— WHAT IS BEING ASKED —
Below are records; count the lines that contain "Россия" and give only the total.

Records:
•••
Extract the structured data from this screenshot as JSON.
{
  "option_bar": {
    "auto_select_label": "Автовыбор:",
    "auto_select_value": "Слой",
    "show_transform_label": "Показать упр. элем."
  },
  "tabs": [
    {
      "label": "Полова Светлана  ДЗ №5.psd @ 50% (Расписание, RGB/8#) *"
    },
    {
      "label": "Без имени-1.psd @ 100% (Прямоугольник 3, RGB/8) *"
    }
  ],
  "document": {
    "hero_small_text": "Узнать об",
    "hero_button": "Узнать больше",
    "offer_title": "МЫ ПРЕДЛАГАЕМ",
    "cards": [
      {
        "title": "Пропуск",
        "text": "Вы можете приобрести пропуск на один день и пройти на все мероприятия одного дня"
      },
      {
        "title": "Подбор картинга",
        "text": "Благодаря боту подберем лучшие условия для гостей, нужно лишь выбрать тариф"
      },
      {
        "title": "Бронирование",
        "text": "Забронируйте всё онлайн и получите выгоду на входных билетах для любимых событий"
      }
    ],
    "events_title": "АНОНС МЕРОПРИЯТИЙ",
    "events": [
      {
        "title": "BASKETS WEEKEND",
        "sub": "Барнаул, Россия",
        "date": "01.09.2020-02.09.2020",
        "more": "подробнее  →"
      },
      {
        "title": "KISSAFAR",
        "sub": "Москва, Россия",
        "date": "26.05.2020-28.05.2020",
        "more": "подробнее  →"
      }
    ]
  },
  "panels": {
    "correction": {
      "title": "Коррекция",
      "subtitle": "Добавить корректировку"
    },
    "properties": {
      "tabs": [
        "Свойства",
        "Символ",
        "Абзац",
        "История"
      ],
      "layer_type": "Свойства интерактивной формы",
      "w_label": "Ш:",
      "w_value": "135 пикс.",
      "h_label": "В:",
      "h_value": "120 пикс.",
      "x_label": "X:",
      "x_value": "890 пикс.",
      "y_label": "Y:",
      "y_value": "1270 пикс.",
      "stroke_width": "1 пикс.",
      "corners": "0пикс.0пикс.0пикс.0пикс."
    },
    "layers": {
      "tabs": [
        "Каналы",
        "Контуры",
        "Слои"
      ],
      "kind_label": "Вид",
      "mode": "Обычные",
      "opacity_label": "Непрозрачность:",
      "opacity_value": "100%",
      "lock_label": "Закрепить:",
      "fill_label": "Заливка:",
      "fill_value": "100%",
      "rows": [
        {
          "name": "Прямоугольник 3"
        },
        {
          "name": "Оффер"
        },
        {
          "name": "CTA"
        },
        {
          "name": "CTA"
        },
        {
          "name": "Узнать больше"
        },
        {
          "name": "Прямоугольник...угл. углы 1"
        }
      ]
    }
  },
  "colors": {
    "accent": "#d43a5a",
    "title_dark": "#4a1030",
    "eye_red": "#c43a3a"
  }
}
•••
— FULL ANSWER —
2